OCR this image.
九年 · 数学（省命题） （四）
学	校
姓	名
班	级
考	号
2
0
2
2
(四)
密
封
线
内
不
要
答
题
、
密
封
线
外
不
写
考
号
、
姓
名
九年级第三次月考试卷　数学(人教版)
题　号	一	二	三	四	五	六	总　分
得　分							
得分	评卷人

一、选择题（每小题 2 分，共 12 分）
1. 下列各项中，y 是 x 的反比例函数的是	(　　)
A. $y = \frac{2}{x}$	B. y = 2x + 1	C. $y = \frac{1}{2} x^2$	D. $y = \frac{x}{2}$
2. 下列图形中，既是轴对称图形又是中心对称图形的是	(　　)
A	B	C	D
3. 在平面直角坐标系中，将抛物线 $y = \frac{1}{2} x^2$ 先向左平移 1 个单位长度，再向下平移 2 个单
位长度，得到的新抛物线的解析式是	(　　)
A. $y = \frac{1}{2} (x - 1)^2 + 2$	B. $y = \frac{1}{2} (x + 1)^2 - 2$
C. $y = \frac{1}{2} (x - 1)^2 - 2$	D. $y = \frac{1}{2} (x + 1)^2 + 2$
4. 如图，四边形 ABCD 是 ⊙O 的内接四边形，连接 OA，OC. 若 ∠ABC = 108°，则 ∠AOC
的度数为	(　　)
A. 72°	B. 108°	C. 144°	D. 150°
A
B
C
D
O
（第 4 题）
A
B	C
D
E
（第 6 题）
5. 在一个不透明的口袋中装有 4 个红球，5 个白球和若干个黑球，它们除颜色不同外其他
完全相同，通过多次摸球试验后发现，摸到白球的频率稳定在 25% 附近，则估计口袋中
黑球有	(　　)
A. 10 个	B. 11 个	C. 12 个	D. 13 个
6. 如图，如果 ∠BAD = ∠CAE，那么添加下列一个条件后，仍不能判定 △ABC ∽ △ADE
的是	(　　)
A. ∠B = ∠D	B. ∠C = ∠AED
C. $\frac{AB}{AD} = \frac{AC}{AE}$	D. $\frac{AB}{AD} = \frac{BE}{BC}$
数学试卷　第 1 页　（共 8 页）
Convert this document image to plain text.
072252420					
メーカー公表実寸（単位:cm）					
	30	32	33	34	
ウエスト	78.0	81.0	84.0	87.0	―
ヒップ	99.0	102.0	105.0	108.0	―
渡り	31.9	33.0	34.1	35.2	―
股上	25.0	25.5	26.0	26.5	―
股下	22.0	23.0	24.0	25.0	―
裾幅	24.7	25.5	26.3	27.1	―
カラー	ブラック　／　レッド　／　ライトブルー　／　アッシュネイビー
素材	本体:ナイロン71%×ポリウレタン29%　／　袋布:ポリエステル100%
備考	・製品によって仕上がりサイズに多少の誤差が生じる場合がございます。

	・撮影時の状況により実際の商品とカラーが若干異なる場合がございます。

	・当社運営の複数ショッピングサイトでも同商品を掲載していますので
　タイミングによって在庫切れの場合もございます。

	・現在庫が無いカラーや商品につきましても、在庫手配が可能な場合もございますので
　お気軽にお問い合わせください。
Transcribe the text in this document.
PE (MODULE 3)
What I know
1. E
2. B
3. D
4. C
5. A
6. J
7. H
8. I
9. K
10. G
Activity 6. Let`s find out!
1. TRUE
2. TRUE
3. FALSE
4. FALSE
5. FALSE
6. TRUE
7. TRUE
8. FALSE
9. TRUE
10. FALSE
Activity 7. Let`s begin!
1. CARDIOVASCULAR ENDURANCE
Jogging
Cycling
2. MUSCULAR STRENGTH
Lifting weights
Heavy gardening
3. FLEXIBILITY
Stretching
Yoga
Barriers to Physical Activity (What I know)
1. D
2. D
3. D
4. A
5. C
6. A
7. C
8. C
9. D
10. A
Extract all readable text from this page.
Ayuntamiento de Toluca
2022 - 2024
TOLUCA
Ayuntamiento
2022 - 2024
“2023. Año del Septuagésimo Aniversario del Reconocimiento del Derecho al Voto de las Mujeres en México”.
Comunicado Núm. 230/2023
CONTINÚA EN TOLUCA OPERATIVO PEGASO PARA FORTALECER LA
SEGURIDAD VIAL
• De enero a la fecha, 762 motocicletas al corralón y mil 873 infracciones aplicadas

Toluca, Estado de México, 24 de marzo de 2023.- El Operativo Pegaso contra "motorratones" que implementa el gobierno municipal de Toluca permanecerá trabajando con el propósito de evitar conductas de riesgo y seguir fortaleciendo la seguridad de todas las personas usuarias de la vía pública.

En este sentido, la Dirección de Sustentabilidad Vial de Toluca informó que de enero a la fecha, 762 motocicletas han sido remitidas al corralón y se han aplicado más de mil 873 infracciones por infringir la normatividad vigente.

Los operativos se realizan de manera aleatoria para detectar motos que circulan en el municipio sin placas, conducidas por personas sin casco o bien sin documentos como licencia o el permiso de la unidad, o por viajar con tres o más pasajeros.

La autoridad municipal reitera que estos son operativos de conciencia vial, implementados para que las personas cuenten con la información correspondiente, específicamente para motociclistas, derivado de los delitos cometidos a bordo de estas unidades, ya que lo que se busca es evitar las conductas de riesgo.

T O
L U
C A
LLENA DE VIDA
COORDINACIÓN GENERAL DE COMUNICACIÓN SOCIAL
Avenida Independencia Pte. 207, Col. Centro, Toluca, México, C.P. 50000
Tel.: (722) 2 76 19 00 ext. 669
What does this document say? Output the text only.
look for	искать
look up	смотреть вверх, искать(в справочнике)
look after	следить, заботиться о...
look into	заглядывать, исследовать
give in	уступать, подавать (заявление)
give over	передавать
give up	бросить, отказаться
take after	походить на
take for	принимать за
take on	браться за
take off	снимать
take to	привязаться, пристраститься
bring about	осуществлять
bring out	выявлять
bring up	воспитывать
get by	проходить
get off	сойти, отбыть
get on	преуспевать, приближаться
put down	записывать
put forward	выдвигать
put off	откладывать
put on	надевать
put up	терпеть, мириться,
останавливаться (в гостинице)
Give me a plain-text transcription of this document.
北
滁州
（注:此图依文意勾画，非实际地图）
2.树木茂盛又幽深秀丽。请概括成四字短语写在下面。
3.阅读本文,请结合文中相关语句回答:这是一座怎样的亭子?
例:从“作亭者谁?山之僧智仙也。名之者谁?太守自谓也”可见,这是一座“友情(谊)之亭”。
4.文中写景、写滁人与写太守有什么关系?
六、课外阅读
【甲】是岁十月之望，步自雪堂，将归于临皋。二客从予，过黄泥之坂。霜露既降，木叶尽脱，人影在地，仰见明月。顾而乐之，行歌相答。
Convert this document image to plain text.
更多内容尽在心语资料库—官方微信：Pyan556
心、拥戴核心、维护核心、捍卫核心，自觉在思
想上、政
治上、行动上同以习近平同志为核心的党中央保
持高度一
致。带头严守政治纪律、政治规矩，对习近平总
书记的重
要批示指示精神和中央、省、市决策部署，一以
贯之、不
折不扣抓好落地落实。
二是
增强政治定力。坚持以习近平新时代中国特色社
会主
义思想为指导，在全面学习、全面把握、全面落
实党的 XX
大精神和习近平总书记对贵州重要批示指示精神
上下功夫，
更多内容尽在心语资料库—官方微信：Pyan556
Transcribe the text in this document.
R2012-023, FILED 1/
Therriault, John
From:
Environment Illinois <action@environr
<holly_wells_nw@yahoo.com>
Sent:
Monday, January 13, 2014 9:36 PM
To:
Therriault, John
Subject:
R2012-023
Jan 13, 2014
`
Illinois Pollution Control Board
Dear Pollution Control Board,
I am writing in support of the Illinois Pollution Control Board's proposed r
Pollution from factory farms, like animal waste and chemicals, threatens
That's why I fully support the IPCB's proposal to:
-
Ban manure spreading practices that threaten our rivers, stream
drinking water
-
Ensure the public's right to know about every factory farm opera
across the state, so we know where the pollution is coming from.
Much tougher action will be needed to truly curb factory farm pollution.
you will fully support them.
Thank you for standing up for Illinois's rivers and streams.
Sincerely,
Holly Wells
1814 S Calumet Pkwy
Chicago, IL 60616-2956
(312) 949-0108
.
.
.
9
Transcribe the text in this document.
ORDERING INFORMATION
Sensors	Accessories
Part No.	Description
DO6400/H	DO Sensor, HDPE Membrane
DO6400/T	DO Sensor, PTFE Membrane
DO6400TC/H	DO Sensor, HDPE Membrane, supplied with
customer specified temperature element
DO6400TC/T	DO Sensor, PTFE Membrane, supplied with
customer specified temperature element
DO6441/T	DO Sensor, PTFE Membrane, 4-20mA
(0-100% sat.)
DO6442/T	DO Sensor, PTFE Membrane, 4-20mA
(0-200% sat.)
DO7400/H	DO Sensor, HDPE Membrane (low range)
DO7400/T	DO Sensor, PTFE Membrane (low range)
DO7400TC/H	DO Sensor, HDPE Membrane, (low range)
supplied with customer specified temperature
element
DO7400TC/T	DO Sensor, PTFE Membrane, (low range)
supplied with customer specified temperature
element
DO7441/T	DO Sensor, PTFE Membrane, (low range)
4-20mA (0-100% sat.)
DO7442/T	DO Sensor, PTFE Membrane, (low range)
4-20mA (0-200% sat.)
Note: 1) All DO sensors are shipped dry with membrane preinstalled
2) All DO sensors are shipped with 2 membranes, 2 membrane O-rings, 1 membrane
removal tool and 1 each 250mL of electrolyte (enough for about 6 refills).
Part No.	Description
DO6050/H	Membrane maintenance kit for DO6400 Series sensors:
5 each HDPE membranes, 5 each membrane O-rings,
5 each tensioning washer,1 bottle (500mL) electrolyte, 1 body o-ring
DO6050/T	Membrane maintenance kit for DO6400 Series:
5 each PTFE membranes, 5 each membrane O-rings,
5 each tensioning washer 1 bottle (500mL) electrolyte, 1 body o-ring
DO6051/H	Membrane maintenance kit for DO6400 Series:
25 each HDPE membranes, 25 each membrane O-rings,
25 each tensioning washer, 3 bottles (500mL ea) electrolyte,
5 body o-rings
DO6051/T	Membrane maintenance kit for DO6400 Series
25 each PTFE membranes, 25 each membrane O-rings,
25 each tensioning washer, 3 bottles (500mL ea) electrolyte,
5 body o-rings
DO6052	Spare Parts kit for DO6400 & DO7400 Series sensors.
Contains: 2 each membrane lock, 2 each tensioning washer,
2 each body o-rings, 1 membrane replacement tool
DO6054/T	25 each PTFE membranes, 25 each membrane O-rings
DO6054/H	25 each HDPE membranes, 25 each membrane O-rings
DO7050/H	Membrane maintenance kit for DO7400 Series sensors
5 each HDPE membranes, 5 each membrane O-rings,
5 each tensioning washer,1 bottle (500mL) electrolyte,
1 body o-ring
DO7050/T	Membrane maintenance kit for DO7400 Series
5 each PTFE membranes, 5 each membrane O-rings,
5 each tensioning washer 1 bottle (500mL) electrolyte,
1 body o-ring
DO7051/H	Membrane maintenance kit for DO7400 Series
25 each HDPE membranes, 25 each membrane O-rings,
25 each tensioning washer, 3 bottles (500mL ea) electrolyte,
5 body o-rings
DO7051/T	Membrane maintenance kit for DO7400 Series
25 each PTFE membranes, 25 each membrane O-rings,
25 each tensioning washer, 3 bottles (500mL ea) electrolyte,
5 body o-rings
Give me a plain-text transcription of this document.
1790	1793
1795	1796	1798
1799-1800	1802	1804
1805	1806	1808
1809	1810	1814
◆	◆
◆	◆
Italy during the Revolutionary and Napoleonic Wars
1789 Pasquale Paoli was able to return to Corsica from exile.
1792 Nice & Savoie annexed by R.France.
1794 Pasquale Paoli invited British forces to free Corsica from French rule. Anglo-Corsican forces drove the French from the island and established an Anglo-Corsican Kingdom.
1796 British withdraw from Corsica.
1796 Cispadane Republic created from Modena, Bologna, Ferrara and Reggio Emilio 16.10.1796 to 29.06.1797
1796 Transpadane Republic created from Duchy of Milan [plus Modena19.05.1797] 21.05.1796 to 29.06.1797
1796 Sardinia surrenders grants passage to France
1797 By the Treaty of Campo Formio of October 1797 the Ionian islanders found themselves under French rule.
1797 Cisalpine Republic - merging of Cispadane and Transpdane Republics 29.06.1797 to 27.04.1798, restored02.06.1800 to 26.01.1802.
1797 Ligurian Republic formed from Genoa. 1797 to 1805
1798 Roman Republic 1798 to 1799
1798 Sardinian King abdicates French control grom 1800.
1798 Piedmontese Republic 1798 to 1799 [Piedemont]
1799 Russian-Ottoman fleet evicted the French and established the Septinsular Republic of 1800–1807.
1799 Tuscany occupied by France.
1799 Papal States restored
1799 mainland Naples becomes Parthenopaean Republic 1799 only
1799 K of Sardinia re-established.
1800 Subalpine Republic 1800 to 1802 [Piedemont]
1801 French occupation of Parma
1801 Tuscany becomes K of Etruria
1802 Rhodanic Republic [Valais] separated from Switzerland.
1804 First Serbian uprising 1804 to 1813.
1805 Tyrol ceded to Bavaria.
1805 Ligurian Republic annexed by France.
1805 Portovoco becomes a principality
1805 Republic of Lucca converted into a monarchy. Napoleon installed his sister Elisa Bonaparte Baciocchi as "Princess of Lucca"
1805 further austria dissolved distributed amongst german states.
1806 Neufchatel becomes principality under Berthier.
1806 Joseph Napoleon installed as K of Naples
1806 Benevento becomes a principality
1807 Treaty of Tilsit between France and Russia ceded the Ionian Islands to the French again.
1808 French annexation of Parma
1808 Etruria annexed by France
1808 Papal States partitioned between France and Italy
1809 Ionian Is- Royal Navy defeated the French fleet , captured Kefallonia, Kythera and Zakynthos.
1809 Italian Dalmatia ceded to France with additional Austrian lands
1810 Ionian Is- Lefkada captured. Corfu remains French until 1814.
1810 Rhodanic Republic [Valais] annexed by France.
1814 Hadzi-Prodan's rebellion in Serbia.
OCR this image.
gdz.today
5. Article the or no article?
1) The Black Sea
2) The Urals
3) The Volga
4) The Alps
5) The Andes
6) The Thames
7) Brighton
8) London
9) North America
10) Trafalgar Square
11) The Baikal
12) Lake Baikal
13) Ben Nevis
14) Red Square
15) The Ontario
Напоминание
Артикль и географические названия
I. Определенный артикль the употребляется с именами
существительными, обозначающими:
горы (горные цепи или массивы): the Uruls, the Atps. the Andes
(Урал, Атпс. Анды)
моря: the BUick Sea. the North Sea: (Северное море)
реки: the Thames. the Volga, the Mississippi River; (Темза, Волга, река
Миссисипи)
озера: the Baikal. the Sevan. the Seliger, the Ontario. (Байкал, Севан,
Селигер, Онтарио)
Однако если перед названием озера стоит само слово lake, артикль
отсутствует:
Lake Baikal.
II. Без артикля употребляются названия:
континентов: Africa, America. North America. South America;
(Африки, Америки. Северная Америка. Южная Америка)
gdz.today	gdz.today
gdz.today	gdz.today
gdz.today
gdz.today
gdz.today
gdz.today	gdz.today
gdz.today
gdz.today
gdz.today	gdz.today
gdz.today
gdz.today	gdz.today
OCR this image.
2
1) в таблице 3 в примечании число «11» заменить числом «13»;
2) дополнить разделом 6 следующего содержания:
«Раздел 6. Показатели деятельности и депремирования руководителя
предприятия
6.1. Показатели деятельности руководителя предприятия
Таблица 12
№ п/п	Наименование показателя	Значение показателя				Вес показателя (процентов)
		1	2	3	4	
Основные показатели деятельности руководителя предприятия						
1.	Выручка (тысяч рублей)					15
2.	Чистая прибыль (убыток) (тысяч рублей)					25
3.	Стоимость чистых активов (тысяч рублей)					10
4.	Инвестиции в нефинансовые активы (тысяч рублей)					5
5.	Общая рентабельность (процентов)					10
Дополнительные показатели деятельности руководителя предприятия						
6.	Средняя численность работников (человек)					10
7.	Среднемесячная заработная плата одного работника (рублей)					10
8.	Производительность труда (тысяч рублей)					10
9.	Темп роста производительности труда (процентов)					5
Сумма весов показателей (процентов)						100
☆ ☆ ☆ ☆ ☆
Given problem:
Extract all lines from the material above that include the word "between".

Solution:
1807 Treaty of Tilsit between France and Russia ceded the Ionian Islands to the French again.
1808 Papal States partitioned between France and Italy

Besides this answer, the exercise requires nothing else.